## TASK TO COMPLETE
Read through the data and report every line in which the word "yaptırmak" occurs.

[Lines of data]
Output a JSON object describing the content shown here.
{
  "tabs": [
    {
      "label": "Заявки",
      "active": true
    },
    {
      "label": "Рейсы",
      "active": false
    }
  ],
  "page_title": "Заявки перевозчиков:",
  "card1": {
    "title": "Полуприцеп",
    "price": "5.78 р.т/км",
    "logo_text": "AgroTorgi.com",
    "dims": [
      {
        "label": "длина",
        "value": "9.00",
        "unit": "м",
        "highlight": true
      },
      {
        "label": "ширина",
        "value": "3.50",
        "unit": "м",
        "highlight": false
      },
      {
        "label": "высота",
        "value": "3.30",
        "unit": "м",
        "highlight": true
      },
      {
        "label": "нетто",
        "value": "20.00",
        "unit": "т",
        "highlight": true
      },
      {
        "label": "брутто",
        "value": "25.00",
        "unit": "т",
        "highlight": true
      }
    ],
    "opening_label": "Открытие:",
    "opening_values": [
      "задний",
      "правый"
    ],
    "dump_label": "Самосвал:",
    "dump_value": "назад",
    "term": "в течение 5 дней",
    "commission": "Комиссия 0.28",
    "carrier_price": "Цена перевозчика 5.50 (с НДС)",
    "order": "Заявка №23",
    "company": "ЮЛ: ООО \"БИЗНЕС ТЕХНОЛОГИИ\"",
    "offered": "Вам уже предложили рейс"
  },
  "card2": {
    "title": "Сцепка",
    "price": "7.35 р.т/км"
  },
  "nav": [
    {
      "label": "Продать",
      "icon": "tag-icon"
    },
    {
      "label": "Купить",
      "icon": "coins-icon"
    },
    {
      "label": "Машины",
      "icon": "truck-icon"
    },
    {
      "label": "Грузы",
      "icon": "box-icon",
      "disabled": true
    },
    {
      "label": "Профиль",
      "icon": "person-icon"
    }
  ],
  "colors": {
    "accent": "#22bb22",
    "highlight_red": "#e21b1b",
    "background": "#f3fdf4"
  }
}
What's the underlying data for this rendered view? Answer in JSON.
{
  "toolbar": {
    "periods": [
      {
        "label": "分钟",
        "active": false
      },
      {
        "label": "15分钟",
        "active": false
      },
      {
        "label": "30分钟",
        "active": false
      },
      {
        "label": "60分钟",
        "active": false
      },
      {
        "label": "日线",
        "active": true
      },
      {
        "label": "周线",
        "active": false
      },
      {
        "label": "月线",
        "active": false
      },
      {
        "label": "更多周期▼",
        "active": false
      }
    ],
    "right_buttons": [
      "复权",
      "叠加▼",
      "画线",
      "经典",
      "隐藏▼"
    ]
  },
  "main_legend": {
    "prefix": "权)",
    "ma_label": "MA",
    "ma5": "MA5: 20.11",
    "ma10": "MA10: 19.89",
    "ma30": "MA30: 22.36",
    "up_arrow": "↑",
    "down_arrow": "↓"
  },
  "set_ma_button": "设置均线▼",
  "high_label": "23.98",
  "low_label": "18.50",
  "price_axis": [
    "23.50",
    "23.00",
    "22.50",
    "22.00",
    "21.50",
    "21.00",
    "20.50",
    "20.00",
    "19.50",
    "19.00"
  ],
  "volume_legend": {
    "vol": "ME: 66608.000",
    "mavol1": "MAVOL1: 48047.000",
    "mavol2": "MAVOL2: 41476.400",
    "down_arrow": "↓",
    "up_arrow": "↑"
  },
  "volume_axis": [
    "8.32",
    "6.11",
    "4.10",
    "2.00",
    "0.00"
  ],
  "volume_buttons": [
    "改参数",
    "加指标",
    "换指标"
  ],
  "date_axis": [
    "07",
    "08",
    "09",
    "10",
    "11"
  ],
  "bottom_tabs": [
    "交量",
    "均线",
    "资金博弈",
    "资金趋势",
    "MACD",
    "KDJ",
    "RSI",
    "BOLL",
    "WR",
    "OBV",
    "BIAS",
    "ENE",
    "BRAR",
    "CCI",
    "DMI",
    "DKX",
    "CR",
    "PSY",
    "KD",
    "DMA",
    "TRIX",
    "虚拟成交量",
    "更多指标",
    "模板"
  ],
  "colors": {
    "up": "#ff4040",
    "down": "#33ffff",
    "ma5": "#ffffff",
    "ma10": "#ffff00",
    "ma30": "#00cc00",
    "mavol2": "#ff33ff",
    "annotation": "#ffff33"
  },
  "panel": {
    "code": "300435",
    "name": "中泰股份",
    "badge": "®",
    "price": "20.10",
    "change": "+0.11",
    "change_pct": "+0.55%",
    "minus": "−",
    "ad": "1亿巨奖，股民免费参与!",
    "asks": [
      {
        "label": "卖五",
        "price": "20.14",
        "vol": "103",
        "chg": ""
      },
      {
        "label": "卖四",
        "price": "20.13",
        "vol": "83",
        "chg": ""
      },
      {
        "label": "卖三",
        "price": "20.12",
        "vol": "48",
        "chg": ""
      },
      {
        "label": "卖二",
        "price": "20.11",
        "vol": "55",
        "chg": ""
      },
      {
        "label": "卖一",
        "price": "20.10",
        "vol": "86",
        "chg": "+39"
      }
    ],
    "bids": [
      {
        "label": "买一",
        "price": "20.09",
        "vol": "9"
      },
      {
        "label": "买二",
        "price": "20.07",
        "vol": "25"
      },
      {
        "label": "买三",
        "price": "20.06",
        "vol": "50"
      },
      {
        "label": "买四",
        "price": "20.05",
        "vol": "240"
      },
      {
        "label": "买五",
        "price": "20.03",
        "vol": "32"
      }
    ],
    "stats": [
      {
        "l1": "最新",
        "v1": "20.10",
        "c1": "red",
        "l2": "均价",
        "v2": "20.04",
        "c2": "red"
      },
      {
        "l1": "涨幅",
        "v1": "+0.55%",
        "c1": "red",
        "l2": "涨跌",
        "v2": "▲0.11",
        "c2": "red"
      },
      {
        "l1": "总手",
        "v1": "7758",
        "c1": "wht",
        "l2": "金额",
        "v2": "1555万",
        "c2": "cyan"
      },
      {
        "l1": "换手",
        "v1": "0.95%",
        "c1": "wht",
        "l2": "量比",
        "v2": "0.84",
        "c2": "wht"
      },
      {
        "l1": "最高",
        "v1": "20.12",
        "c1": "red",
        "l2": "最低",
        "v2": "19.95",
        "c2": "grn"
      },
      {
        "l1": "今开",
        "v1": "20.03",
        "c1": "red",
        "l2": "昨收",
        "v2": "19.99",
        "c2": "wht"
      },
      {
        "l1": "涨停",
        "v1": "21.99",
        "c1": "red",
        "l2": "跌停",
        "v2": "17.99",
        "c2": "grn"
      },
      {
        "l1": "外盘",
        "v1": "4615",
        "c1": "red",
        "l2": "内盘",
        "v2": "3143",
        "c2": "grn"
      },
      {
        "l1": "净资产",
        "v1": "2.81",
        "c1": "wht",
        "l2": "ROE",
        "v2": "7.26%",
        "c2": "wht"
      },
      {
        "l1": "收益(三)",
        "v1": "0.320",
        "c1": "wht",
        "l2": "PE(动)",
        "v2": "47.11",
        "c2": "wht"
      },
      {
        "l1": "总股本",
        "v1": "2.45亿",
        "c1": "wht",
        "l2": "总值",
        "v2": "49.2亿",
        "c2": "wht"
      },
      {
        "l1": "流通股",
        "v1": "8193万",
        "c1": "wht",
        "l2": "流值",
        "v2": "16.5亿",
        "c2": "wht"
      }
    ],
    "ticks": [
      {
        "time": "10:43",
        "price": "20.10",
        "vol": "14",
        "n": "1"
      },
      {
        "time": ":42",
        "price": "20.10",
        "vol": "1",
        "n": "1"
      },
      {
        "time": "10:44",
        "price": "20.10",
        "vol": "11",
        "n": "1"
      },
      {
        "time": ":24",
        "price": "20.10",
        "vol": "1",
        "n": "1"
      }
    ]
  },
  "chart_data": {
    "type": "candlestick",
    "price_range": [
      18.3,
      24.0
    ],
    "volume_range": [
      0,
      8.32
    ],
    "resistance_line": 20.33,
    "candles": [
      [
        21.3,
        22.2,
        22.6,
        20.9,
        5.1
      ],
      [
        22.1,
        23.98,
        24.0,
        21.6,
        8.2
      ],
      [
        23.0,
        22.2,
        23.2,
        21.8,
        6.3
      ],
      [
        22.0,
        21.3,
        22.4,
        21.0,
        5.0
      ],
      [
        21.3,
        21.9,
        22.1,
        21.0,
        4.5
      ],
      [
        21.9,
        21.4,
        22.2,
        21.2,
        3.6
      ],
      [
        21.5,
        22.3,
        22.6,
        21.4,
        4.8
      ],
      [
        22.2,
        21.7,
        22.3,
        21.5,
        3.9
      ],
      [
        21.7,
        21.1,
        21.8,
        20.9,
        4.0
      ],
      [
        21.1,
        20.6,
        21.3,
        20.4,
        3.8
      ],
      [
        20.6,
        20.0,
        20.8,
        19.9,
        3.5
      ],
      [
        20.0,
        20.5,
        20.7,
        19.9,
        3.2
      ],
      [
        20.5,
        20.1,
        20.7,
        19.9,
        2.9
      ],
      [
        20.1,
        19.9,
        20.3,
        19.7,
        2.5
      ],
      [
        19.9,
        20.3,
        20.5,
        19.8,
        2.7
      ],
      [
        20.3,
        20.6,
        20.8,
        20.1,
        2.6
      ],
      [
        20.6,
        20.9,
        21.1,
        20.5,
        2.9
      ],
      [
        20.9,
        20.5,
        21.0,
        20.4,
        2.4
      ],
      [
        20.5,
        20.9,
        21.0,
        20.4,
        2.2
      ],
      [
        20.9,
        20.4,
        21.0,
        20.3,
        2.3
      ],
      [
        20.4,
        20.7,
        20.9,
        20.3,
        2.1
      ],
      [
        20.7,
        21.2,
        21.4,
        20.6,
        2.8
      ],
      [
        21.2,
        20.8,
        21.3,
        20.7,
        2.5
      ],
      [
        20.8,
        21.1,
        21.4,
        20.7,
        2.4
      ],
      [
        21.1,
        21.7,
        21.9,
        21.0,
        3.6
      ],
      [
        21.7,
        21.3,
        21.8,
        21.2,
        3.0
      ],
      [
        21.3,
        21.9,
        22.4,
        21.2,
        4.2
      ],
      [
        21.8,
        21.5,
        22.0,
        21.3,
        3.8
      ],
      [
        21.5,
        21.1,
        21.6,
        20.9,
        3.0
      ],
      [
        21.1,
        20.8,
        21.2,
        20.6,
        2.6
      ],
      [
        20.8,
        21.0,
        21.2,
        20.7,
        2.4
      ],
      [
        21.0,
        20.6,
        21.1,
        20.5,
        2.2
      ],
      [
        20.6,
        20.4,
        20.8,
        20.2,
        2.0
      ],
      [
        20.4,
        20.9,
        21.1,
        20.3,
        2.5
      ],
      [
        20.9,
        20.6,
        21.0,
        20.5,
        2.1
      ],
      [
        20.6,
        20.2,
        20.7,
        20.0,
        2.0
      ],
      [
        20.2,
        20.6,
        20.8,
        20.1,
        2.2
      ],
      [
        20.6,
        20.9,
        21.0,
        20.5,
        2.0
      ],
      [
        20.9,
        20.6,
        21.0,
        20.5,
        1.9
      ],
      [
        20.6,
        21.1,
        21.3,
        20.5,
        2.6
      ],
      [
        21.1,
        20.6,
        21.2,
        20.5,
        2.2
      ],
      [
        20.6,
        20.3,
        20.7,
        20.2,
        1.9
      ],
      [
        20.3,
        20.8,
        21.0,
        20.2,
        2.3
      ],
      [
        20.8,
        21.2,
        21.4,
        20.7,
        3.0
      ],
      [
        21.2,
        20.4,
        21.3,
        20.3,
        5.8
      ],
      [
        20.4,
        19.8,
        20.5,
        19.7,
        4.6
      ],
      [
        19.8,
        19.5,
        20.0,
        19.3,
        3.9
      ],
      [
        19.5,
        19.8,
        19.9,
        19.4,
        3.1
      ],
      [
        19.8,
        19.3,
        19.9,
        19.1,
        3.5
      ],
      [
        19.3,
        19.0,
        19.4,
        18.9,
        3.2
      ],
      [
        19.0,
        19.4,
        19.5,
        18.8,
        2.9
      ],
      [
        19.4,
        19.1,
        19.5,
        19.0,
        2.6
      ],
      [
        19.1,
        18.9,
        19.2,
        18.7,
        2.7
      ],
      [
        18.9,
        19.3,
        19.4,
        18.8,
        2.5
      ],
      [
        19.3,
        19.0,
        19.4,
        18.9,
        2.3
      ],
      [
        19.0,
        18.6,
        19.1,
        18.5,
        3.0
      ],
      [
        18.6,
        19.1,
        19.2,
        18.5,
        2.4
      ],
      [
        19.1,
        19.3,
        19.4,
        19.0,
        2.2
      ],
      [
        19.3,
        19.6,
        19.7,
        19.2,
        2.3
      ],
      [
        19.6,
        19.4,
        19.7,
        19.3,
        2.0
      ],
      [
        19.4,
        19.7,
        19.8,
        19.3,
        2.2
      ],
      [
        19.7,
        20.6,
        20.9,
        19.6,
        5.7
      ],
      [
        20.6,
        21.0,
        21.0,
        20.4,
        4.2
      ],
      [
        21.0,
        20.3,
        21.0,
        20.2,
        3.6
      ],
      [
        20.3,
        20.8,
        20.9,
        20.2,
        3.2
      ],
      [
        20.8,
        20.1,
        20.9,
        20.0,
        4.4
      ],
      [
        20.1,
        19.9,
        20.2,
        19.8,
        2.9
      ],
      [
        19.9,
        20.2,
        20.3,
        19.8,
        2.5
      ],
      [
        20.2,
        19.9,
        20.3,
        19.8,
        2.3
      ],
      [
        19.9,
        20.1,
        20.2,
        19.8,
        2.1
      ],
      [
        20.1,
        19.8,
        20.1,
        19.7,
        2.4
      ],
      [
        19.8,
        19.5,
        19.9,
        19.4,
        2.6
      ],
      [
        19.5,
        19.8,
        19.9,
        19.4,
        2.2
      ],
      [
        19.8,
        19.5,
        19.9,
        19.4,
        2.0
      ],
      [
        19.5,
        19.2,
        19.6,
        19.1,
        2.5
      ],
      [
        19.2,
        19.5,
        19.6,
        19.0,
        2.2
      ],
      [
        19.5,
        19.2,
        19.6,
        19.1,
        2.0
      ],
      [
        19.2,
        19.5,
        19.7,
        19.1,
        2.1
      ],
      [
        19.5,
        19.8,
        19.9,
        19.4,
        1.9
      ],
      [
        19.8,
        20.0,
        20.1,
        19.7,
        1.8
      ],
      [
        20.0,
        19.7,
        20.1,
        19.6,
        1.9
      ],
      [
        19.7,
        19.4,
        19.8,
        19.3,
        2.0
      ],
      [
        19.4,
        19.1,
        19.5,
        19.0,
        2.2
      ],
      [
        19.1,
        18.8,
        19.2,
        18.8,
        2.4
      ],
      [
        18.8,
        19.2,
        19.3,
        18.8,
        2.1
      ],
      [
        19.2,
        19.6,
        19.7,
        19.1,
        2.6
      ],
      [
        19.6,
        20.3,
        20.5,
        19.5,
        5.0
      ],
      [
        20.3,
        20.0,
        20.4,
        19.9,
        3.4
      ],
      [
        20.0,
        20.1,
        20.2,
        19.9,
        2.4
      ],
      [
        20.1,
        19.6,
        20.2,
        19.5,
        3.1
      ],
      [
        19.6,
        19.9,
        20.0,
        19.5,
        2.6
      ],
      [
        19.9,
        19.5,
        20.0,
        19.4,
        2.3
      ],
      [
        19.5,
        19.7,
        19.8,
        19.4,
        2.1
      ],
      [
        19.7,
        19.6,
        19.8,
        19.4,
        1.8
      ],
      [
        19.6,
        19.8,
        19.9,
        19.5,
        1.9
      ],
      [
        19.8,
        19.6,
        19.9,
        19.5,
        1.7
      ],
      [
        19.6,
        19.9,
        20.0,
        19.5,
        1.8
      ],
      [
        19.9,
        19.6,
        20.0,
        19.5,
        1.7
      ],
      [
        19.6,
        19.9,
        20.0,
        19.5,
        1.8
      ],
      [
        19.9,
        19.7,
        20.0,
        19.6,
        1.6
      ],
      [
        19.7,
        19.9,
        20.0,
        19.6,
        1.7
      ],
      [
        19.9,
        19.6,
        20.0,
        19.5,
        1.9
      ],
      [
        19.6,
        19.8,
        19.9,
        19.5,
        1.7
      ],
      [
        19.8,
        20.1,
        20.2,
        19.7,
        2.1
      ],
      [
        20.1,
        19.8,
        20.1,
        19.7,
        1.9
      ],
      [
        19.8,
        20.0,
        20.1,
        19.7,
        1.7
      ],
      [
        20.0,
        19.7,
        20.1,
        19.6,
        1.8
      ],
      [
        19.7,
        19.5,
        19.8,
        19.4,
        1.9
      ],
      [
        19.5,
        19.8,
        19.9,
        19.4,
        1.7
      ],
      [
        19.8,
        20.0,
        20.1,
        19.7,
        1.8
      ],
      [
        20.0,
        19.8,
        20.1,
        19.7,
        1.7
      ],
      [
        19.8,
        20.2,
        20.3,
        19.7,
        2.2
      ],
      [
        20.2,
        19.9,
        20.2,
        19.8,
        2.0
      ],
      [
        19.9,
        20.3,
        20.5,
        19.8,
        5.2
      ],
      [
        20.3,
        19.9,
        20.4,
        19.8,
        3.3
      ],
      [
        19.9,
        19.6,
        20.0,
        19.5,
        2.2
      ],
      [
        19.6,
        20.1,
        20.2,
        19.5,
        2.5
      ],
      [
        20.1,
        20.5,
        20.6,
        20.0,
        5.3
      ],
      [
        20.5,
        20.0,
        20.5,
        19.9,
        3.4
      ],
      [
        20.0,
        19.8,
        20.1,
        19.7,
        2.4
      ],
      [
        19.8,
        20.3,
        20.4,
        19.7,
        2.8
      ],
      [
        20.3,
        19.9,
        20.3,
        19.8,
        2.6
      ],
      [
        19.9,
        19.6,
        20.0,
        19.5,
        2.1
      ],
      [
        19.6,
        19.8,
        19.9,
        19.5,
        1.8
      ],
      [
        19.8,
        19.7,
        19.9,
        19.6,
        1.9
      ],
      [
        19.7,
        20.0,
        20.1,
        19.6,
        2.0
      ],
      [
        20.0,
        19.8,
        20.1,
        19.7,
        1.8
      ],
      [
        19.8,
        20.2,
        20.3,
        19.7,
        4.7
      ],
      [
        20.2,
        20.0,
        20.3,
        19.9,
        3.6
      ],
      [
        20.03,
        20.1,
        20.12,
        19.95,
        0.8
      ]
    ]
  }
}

---

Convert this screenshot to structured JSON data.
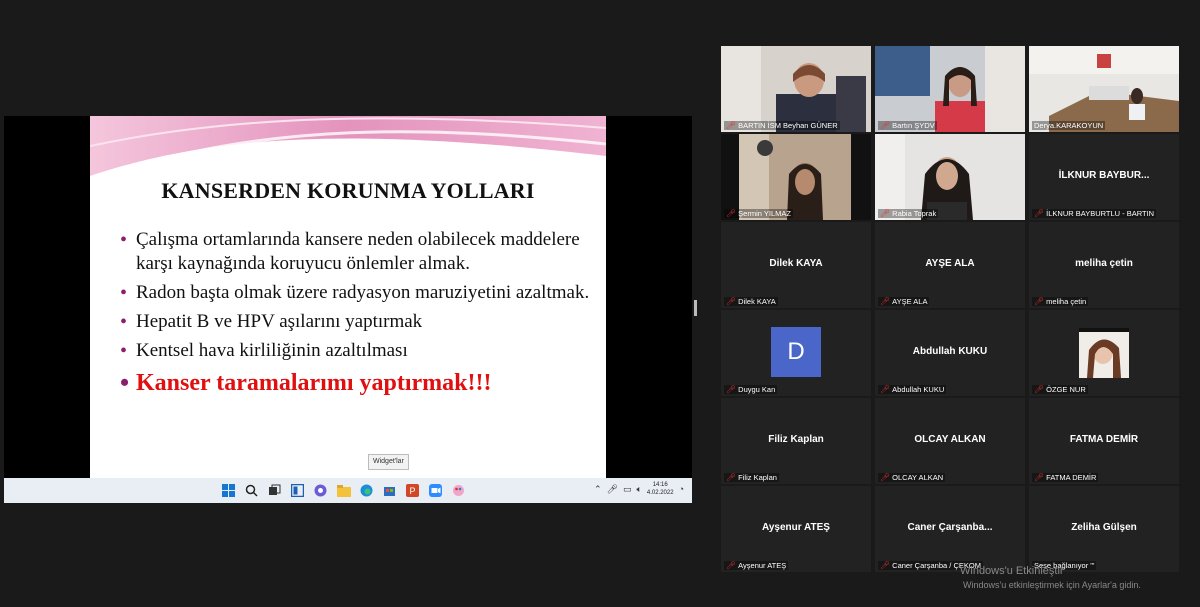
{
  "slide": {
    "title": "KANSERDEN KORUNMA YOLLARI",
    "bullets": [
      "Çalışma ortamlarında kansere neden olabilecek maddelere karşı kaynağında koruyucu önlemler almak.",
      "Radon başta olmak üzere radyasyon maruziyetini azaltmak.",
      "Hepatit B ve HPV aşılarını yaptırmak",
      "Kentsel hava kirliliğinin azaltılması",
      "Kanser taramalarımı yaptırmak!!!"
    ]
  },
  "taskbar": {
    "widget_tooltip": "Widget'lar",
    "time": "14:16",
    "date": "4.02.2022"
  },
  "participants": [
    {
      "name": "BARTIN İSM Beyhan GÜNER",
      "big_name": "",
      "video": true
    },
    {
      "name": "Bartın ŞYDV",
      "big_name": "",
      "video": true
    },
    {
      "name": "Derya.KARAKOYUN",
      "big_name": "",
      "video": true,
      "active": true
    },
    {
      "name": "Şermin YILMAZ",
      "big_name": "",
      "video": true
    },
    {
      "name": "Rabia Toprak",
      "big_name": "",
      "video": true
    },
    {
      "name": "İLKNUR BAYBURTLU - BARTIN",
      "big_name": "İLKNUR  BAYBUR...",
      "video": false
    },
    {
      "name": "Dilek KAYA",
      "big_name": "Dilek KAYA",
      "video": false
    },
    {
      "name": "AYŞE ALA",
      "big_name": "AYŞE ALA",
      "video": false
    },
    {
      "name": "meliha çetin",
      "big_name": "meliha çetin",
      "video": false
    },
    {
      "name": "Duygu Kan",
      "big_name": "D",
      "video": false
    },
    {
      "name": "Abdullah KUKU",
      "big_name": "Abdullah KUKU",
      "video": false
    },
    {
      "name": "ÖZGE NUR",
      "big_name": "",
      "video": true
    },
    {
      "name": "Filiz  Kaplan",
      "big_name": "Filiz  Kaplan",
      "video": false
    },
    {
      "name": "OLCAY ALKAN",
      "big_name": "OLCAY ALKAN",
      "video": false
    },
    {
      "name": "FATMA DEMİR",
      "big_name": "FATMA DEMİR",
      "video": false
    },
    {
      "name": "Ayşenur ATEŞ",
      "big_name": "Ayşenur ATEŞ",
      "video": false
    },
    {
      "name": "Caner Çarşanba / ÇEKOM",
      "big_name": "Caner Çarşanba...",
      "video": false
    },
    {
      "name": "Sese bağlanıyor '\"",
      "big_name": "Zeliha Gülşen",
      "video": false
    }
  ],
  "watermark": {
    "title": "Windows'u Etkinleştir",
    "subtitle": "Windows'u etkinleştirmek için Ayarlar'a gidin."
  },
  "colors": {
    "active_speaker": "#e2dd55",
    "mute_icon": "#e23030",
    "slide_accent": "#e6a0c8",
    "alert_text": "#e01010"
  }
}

## OUTPUT OF THE TASK
      "Hepatit B ve HPV aşılarını yaptırmak",
      "Kanser taramalarımı yaptırmak!!!"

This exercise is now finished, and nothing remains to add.